- **Input**
┄┄┄┄┄┄┄┄┄┄┄┄┄┄┄┄┄┄┄┄

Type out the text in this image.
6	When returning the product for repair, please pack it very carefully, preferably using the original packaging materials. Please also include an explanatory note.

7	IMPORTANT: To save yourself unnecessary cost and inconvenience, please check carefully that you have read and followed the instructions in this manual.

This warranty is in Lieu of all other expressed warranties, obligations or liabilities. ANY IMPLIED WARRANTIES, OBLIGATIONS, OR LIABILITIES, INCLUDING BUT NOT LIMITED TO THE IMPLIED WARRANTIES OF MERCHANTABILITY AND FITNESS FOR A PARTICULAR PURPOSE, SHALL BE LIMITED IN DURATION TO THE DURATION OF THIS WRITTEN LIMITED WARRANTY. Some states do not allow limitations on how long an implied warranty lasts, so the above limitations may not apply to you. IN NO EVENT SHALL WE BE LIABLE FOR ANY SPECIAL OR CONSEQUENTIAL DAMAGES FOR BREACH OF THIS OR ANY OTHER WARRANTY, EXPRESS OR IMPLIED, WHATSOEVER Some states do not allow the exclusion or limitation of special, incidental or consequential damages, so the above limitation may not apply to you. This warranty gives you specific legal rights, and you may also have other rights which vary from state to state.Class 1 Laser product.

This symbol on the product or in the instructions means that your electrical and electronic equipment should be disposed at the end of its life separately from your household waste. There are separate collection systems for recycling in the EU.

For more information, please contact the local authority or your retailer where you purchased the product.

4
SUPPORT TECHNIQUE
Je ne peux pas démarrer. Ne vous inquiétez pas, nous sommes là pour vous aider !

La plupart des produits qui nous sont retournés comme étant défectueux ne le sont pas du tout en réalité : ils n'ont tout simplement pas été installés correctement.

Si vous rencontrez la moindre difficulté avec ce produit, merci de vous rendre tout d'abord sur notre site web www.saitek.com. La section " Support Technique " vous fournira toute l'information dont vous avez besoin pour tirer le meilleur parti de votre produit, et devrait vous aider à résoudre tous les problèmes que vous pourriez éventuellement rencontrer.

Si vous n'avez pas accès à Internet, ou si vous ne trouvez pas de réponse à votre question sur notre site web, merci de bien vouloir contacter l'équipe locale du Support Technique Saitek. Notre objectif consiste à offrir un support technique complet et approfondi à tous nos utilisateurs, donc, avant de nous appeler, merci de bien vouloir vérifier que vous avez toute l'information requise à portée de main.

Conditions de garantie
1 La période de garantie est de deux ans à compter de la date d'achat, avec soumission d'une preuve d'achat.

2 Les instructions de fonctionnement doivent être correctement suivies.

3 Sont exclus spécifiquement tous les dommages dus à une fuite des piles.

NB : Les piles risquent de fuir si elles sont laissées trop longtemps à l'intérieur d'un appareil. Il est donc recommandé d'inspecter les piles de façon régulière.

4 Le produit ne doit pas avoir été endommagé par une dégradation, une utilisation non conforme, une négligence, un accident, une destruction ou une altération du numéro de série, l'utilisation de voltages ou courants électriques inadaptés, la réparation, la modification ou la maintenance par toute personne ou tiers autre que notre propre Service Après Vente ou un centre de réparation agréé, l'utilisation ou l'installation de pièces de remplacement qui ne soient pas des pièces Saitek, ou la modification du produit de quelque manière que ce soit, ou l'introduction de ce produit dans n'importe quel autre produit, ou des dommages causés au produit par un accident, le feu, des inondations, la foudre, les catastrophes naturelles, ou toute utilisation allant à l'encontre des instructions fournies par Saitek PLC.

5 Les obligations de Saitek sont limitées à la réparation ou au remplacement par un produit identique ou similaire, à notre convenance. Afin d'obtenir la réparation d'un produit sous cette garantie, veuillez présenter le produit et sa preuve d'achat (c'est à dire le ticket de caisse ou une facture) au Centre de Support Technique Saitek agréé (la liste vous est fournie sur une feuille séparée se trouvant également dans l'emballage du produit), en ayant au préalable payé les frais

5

┄┄┄┄┄┄┄┄┄┄┄┄┄┄┄┄┄┄┄┄

- **Requirements**
Copy, from the material above, each line in which the string "that" occurs.

- **Output**
7	IMPORTANT: To save yourself unnecessary cost and inconvenience, please check carefully that you have read and followed the instructions in this manual.
This symbol on the product or in the instructions means that your electrical and electronic equipment should be disposed at the end of its life separately from your household waste. There are separate collection systems for recycling in the EU.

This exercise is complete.